#### Short exercise
Check each line of the data for "USGS" and select those that have it.

Part of a data file:
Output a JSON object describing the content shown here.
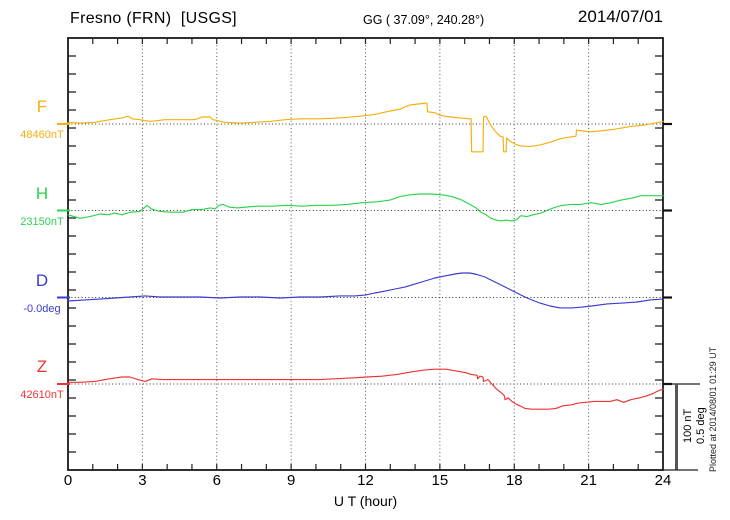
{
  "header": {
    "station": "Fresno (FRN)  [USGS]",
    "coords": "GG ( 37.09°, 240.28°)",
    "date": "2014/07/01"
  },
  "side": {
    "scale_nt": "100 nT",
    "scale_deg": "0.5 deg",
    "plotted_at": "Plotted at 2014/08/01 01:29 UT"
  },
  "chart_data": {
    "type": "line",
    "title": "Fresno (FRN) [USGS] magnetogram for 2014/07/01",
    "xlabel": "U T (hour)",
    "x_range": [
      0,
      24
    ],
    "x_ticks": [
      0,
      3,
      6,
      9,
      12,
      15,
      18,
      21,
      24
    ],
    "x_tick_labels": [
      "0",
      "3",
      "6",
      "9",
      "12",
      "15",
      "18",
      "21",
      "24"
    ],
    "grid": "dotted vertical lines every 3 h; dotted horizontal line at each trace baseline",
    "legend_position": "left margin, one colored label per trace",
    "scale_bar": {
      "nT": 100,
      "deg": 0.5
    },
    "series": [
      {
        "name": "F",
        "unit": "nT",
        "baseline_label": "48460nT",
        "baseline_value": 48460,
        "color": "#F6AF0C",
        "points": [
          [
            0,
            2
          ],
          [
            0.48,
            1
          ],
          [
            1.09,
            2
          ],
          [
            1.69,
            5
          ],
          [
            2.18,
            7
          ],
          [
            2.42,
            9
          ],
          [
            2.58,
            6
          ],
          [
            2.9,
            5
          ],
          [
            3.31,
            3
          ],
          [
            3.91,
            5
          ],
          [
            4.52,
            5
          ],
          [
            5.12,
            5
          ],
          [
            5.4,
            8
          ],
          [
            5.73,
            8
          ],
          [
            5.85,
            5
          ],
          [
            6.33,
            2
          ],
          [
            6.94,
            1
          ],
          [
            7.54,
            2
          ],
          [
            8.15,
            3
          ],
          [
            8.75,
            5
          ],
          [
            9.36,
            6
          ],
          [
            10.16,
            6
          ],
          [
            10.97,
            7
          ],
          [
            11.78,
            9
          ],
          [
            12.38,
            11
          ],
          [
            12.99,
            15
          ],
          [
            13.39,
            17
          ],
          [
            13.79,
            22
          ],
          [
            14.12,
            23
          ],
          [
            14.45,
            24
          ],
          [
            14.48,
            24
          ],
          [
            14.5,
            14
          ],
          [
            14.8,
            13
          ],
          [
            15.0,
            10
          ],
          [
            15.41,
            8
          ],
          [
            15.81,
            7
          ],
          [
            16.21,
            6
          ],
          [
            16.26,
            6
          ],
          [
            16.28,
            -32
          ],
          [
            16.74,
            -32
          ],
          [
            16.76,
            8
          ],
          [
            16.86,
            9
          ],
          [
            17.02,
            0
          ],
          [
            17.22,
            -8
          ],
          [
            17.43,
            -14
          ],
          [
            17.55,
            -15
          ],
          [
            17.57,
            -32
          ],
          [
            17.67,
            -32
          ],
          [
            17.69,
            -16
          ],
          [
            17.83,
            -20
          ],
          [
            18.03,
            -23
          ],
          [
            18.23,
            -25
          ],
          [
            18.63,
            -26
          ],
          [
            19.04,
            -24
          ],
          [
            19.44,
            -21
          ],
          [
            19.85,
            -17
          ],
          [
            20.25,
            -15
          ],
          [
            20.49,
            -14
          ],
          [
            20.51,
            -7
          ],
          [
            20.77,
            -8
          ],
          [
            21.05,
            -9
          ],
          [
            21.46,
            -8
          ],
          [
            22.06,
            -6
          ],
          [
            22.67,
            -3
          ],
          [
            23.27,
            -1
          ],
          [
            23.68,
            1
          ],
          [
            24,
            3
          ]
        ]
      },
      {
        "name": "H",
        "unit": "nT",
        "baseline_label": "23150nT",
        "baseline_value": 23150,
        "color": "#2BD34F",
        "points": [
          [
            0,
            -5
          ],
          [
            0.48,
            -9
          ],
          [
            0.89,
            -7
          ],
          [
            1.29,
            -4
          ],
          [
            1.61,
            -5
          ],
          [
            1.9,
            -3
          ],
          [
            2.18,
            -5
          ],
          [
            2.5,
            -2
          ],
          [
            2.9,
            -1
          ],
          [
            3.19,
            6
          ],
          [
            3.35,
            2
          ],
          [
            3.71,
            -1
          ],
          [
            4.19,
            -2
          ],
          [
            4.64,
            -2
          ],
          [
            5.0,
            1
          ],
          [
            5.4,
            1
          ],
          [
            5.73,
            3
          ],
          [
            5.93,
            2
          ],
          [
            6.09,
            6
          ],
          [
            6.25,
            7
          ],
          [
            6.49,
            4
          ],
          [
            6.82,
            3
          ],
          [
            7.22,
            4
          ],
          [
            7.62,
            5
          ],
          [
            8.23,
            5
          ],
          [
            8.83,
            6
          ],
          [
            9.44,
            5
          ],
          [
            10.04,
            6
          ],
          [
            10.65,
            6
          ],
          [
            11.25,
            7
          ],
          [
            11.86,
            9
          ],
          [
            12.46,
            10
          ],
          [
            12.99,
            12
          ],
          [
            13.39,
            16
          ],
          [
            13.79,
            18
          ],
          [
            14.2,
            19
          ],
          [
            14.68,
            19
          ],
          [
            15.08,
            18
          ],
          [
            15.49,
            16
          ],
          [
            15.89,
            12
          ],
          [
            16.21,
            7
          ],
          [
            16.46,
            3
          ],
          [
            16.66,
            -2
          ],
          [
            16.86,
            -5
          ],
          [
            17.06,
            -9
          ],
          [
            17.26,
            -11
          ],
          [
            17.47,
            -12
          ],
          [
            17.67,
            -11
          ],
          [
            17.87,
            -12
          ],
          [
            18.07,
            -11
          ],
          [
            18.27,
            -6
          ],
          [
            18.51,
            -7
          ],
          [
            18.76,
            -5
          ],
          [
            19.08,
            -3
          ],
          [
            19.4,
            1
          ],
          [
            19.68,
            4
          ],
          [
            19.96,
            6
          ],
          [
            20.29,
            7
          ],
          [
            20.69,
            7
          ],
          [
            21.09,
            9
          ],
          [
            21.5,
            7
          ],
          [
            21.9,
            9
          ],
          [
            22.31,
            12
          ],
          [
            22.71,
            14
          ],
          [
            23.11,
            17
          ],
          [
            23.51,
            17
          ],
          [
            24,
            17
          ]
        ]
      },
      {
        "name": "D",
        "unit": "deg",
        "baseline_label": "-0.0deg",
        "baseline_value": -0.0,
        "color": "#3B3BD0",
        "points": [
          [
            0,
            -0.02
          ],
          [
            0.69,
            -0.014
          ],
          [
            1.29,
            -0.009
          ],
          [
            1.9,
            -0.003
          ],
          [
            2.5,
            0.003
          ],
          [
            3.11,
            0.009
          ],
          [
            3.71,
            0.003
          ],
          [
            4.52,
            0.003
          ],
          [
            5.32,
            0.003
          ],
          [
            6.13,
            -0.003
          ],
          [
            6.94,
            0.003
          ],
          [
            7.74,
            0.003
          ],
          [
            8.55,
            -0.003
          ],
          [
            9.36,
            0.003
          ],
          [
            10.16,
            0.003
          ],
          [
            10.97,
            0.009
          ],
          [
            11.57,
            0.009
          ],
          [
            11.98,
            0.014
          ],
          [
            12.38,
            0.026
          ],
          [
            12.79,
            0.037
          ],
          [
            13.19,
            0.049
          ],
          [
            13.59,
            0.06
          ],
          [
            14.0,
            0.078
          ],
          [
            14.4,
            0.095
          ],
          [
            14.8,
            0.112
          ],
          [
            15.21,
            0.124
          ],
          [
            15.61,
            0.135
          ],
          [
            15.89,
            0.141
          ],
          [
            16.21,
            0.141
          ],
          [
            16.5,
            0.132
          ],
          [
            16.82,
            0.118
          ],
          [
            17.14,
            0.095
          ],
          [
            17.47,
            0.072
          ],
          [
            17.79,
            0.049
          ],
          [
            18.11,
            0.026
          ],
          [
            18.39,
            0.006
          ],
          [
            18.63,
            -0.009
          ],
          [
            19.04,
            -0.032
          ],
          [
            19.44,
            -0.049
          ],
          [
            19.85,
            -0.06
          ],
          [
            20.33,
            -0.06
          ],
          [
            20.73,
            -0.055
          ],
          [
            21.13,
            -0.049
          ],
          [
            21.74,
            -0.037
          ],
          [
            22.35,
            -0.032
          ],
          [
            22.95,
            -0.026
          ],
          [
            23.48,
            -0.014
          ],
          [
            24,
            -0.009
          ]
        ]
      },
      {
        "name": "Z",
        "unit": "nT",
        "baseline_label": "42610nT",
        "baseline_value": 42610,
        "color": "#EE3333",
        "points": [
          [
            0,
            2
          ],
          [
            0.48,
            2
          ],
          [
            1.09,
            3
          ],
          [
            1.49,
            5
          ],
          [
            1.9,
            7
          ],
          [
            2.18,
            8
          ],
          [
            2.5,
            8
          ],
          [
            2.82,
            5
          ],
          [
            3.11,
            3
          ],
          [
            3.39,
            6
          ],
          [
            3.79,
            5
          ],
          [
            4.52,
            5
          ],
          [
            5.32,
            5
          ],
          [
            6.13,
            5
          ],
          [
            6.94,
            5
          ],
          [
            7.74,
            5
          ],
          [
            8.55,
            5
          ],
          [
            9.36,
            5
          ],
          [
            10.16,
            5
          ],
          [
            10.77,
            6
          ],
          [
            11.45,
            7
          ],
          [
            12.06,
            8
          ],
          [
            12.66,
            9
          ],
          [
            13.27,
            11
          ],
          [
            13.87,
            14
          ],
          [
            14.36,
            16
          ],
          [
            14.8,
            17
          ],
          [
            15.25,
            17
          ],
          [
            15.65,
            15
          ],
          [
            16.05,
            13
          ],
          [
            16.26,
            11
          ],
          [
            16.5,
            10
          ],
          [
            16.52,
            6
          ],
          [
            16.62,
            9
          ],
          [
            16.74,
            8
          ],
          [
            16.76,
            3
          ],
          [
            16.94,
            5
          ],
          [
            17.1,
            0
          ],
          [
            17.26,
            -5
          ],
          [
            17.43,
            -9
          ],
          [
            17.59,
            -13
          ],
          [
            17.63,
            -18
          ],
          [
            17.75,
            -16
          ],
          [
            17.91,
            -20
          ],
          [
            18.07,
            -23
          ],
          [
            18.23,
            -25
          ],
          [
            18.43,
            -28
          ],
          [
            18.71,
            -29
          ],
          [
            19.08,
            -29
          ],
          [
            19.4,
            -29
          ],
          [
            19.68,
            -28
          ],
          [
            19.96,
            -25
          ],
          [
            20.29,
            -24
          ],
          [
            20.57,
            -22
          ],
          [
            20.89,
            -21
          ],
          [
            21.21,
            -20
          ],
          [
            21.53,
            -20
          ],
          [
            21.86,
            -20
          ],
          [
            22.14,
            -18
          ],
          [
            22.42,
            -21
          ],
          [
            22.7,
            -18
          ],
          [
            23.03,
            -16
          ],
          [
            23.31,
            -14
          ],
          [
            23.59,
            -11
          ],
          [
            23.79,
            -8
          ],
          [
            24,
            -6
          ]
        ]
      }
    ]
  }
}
* * *
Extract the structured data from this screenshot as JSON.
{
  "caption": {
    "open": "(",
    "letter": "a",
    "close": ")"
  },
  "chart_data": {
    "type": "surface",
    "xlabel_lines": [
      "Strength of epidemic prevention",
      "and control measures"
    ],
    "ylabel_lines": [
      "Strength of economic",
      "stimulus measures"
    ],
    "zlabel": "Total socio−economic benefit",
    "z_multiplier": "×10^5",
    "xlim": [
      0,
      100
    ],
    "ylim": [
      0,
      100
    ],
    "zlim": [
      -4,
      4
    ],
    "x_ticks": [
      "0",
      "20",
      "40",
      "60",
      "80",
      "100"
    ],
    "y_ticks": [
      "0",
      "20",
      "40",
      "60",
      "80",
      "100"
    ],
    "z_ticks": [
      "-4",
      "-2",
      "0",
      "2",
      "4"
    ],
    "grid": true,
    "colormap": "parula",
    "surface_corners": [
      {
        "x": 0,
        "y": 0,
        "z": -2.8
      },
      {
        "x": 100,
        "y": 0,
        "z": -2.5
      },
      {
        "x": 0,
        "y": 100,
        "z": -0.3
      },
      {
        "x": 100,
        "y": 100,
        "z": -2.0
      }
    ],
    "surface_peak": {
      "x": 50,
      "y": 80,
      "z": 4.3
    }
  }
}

#### Result for this task
    "station": "Fresno (FRN)  [USGS]",
    "title": "Fresno (FRN) [USGS] magnetogram for 2014/07/01",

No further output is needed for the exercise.